"""

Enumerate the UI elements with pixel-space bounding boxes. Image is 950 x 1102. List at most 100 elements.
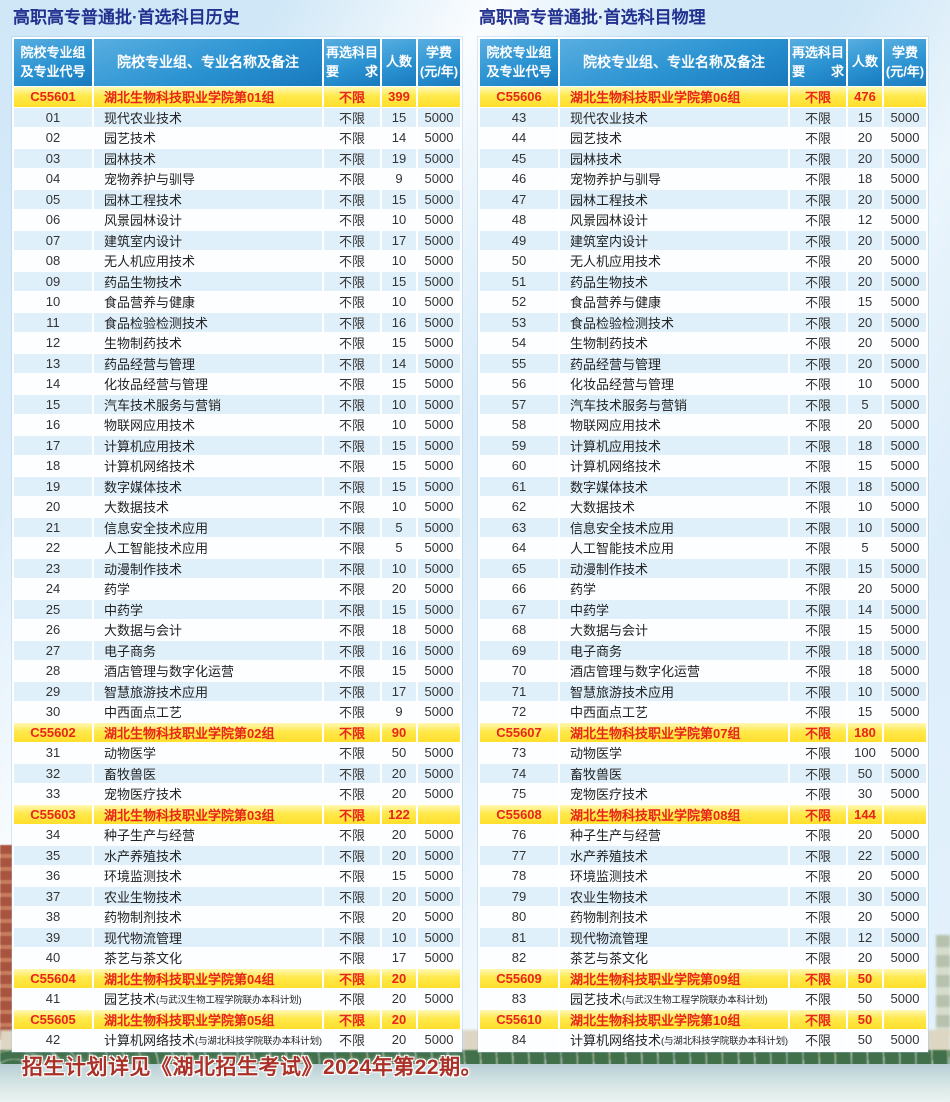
enrollment-count: 9 — [382, 702, 416, 722]
major-name: 环境监测技术 — [560, 866, 788, 886]
major-code: 12 — [14, 333, 92, 353]
name-text: 食品营养与健康 — [104, 295, 196, 311]
major-row: 66 药学 不限 20 5000 — [480, 579, 926, 599]
major-name: 中西面点工艺 — [94, 702, 322, 722]
major-code: 05 — [14, 189, 92, 209]
major-row: 64 人工智能技术应用 不限 5 5000 — [480, 538, 926, 558]
tuition-fee: 5000 — [884, 128, 926, 148]
tuition-fee: 5000 — [418, 107, 460, 127]
enrollment-count: 10 — [848, 681, 882, 701]
group-header-row: C55602 湖北生物科技职业学院第02组 不限 90 — [14, 722, 460, 742]
enrollment-count: 10 — [848, 517, 882, 537]
subject-requirement: 不限 — [790, 1030, 846, 1050]
major-code: 16 — [14, 415, 92, 435]
subject-requirement: 不限 — [324, 640, 380, 660]
group-name: 湖北生物科技职业学院第09组 — [560, 968, 788, 988]
tuition-fee: 5000 — [884, 681, 926, 701]
subject-requirement: 不限 — [790, 722, 846, 742]
subject-requirement: 不限 — [790, 784, 846, 804]
major-code: 64 — [480, 538, 558, 558]
group-code: C55603 — [14, 804, 92, 824]
tuition-fee — [418, 1009, 460, 1029]
major-row: 75 宠物医疗技术 不限 30 5000 — [480, 784, 926, 804]
major-code: 61 — [480, 476, 558, 496]
major-row: 01 现代农业技术 不限 15 5000 — [14, 107, 460, 127]
tuition-fee: 5000 — [418, 189, 460, 209]
subject-requirement: 不限 — [324, 415, 380, 435]
enrollment-count: 30 — [848, 784, 882, 804]
name-text: 大数据与会计 — [104, 623, 183, 639]
major-row: 10 食品营养与健康 不限 10 5000 — [14, 292, 460, 312]
name-text: 园艺技术 — [104, 992, 157, 1008]
header-code-cell: 院校专业组 及专业代号 — [14, 39, 92, 86]
header-fee-cell: 学费 (元/年) — [418, 39, 460, 86]
tuition-fee — [884, 87, 926, 107]
enrollment-count: 20 — [382, 968, 416, 988]
subject-requirement: 不限 — [324, 271, 380, 291]
subject-requirement: 不限 — [324, 681, 380, 701]
enrollment-count: 20 — [382, 784, 416, 804]
subject-requirement: 不限 — [324, 148, 380, 168]
enrollment-count: 20 — [848, 415, 882, 435]
campus-photo-right-sliver — [936, 935, 950, 1035]
tuition-fee: 5000 — [884, 661, 926, 681]
tuition-fee: 5000 — [884, 148, 926, 168]
major-row: 62 大数据技术 不限 10 5000 — [480, 497, 926, 517]
enrollment-count: 10 — [382, 210, 416, 230]
subject-requirement: 不限 — [790, 128, 846, 148]
name-text: 动物医学 — [570, 746, 623, 762]
subject-requirement: 不限 — [324, 968, 380, 988]
major-code: 40 — [14, 948, 92, 968]
name-text: 人工智能技术应用 — [570, 541, 675, 557]
tuition-fee: 5000 — [418, 128, 460, 148]
group-name: 湖北生物科技职业学院第03组 — [94, 804, 322, 824]
subject-requirement: 不限 — [790, 845, 846, 865]
major-name: 茶艺与茶文化 — [94, 948, 322, 968]
enrollment-count: 20 — [382, 845, 416, 865]
subject-requirement: 不限 — [324, 456, 380, 476]
major-code: 62 — [480, 497, 558, 517]
subject-requirement: 不限 — [324, 538, 380, 558]
major-name: 大数据技术 — [94, 497, 322, 517]
major-code: 44 — [480, 128, 558, 148]
enrollment-count: 20 — [848, 271, 882, 291]
major-name: 人工智能技术应用 — [94, 538, 322, 558]
major-row: 50 无人机应用技术 不限 20 5000 — [480, 251, 926, 271]
major-name: 园艺技术 (与武汉生物工程学院联办本科计划) — [560, 989, 788, 1009]
photo-lake-water — [0, 1064, 950, 1102]
major-name: 茶艺与茶文化 — [560, 948, 788, 968]
subject-requirement: 不限 — [790, 927, 846, 947]
major-name: 园艺技术 (与武汉生物工程学院联办本科计划) — [94, 989, 322, 1009]
joint-program-note: (与湖北科技学院联办本科计划) — [195, 1035, 322, 1047]
enrollment-count: 20 — [382, 763, 416, 783]
name-text: 现代物流管理 — [570, 930, 649, 946]
major-name: 信息安全技术应用 — [560, 517, 788, 537]
major-row: 77 水产养殖技术 不限 22 5000 — [480, 845, 926, 865]
tuition-fee: 5000 — [418, 292, 460, 312]
major-name: 数字媒体技术 — [560, 476, 788, 496]
major-code: 56 — [480, 374, 558, 394]
major-name: 大数据与会计 — [94, 620, 322, 640]
major-code: 57 — [480, 394, 558, 414]
subject-requirement: 不限 — [324, 702, 380, 722]
name-text: 药品生物技术 — [570, 274, 649, 290]
major-code: 38 — [14, 907, 92, 927]
major-name: 汽车技术服务与营销 — [94, 394, 322, 414]
tuition-fee: 5000 — [418, 558, 460, 578]
major-row: 38 药物制剂技术 不限 20 5000 — [14, 907, 460, 927]
major-code: 84 — [480, 1030, 558, 1050]
major-code: 11 — [14, 312, 92, 332]
name-text: 湖北生物科技职业学院第02组 — [104, 725, 275, 741]
enrollment-count: 18 — [848, 661, 882, 681]
major-code: 35 — [14, 845, 92, 865]
enrollment-count: 15 — [382, 107, 416, 127]
major-name: 电子商务 — [94, 640, 322, 660]
major-code: 26 — [14, 620, 92, 640]
enrollment-count: 100 — [848, 743, 882, 763]
enrollment-count: 15 — [848, 107, 882, 127]
enrollment-count: 15 — [382, 271, 416, 291]
major-row: 82 茶艺与茶文化 不限 20 5000 — [480, 948, 926, 968]
major-name: 药物制剂技术 — [94, 907, 322, 927]
name-text: 计算机网络技术 — [104, 459, 196, 475]
name-text: 动漫制作技术 — [570, 561, 649, 577]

"""

Copy the items verbatim, from the line containing "enrollment-count: 9 — [382, 702, 416, 722]" through the line containing "major-code: 05 — [14, 189, 92, 209]", with both of those lines included.

enrollment-count: 9 — [382, 702, 416, 722]
major-name: 环境监测技术 — [560, 866, 788, 886]
major-code: 12 — [14, 333, 92, 353]
name-text: 食品营养与健康 — [104, 295, 196, 311]
major-row: 66 药学 不限 20 5000 — [480, 579, 926, 599]
major-name: 中西面点工艺 — [94, 702, 322, 722]
major-code: 05 — [14, 189, 92, 209]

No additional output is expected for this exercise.